Directions for this task >> Find and copy every line in the records that includes the string "well".

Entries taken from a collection
_____
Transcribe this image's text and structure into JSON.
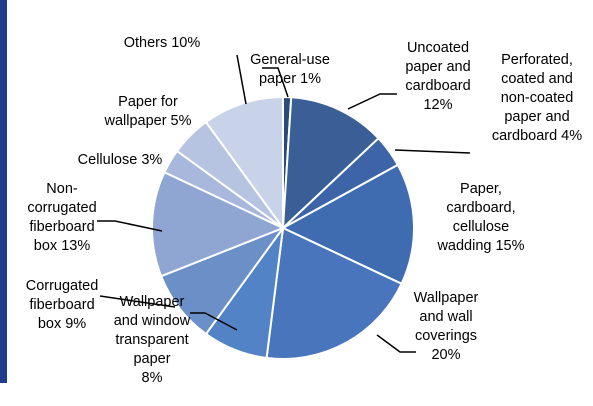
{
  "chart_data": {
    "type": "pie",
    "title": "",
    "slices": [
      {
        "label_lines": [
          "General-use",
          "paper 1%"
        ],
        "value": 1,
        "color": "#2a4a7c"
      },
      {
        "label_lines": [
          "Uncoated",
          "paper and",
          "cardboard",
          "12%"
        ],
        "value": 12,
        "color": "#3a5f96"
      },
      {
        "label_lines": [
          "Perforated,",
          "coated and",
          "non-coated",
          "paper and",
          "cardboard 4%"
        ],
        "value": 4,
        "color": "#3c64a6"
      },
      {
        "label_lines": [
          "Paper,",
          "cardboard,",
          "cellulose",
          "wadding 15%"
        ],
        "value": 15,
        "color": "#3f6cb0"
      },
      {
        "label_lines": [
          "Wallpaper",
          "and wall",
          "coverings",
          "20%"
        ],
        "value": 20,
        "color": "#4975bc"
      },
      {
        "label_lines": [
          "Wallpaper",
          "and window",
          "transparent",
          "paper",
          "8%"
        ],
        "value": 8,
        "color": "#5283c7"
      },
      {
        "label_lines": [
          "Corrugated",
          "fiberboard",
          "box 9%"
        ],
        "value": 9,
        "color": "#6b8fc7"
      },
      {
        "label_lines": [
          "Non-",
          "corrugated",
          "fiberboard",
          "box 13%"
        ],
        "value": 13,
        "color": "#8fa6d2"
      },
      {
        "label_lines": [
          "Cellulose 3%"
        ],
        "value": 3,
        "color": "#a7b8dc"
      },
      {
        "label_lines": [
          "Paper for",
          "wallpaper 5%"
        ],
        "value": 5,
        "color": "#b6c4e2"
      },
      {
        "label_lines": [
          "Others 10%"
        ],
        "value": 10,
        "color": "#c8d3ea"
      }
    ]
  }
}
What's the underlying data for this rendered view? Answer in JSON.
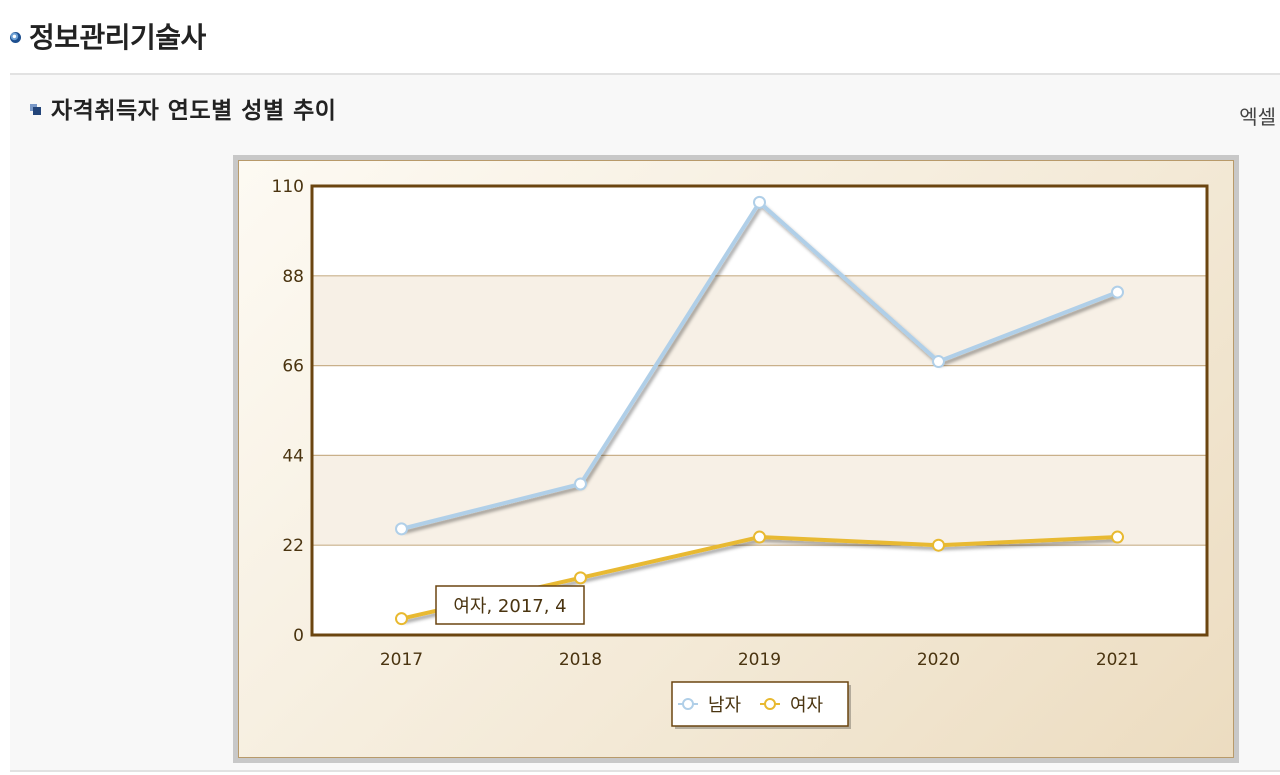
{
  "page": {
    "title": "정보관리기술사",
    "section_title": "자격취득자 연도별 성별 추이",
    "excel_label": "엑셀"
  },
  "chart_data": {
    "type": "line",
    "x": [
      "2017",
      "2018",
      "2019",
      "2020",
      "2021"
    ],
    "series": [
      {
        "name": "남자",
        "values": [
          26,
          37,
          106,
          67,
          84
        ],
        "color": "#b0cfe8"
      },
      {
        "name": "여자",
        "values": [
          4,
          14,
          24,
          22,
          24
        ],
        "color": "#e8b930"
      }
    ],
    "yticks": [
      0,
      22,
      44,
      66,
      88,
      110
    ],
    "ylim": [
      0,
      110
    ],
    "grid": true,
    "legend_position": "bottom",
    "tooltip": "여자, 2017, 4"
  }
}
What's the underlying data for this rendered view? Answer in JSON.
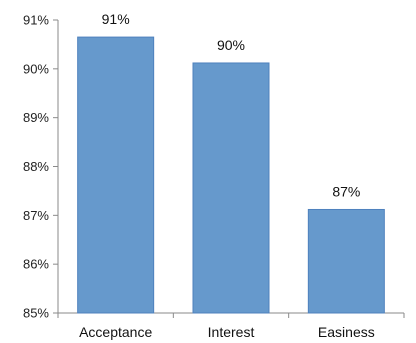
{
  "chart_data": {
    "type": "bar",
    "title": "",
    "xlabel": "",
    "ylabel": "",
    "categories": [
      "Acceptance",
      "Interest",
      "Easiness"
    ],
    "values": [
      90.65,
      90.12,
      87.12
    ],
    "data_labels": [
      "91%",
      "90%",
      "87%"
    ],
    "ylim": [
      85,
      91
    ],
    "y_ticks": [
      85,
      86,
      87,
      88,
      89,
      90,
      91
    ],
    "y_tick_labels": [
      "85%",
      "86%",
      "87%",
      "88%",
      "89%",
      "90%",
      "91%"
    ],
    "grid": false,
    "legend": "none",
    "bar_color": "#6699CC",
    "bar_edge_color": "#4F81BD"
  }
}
_____
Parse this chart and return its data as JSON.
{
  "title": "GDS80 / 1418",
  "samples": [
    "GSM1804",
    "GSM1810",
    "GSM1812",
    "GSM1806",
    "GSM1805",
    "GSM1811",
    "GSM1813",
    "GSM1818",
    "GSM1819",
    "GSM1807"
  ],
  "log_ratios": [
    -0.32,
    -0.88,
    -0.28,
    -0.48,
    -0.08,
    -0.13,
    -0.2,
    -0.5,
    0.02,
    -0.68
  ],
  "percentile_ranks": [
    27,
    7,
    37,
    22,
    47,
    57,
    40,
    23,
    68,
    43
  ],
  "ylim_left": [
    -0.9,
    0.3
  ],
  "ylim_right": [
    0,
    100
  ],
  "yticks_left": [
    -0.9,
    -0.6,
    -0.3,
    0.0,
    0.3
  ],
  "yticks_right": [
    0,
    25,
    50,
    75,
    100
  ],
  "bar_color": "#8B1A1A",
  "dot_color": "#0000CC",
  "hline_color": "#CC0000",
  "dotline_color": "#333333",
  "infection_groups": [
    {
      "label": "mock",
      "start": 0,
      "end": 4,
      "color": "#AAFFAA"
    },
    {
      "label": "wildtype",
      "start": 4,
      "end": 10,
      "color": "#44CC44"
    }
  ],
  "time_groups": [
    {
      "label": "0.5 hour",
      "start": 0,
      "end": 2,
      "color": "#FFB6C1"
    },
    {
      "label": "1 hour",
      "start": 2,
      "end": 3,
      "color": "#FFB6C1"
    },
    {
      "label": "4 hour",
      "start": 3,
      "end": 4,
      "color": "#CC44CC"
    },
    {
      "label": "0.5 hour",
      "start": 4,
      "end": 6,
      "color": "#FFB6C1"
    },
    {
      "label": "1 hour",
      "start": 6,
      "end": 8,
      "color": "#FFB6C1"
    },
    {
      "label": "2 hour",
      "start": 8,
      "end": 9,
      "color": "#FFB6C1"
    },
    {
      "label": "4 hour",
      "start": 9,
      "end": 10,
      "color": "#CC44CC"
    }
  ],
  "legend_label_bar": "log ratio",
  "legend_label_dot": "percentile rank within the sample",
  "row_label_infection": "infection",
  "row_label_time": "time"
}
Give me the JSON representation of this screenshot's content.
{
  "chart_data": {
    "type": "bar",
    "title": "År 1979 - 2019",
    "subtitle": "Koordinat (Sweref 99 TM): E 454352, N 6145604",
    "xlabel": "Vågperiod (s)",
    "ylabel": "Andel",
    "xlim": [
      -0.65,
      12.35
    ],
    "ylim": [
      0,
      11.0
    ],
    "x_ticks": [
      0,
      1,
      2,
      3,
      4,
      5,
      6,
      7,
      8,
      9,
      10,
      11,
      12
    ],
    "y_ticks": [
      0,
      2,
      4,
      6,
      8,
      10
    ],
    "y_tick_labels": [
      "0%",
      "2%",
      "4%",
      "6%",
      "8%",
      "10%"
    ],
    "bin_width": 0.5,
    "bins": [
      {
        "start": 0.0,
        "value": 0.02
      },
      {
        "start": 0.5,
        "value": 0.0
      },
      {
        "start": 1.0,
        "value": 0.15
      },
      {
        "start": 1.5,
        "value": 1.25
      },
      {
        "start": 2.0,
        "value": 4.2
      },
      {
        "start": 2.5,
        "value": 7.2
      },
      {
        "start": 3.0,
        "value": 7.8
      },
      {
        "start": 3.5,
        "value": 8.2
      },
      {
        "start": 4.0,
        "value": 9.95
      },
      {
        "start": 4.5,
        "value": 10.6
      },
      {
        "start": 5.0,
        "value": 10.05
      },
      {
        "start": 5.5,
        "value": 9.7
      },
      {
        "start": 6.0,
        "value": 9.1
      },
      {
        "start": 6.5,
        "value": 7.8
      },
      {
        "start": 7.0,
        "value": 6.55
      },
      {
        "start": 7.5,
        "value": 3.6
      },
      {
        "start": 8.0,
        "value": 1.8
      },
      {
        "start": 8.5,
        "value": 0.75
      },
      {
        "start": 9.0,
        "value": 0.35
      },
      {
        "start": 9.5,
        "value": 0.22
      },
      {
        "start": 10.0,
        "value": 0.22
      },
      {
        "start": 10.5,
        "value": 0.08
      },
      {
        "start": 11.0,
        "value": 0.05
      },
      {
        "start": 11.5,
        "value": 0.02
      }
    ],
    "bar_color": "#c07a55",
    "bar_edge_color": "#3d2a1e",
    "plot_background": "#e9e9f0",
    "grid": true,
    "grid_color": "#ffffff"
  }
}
_____
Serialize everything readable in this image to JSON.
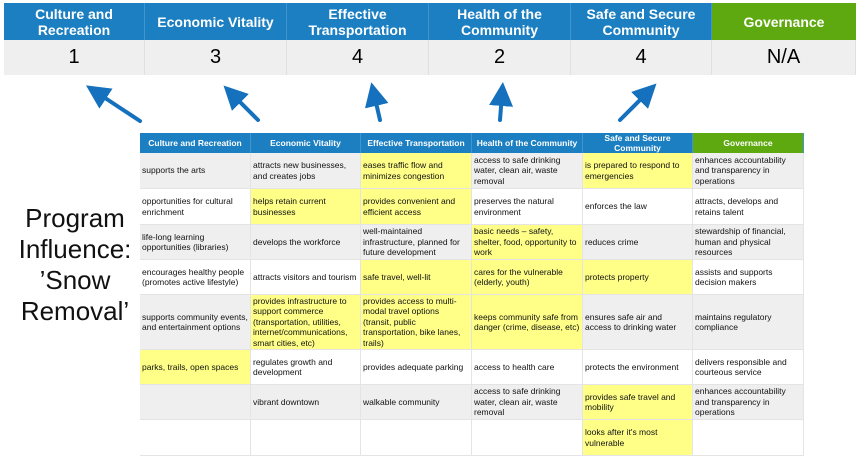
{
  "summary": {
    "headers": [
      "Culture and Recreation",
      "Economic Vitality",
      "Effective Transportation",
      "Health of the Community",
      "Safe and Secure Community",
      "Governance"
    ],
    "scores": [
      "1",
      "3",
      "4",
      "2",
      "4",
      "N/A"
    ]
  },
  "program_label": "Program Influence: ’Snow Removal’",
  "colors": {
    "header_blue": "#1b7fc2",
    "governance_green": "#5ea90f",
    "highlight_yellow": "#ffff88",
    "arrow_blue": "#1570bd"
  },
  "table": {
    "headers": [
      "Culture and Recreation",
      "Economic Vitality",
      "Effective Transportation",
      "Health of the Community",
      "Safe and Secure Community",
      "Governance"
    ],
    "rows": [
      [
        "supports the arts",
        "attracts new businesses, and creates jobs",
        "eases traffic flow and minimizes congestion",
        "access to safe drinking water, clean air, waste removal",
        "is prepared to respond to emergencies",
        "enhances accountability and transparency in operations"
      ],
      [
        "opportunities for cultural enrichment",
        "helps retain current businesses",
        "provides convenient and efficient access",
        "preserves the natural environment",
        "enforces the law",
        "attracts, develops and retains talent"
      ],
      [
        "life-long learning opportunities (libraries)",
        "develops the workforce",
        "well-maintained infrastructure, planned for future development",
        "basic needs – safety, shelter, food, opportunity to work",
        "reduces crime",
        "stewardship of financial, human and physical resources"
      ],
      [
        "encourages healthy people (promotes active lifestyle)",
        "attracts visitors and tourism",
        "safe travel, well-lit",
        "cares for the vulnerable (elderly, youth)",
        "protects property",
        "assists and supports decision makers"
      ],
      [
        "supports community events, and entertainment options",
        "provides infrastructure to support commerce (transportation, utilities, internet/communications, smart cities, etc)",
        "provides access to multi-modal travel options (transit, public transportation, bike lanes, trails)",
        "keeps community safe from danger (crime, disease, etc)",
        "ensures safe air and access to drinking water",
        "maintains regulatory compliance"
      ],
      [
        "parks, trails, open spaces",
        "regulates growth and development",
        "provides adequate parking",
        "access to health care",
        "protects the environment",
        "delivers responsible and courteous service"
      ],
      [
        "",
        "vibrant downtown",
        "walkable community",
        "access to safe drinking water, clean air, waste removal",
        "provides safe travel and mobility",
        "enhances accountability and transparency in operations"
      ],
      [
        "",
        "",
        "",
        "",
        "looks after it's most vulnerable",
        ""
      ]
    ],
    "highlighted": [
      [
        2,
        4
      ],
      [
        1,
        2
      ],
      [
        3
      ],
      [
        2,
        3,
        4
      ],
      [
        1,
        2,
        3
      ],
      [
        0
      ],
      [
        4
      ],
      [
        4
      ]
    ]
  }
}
_____
Task result >>
        "well-maintained infrastructure, planned for future development",
        "safe travel, well-lit",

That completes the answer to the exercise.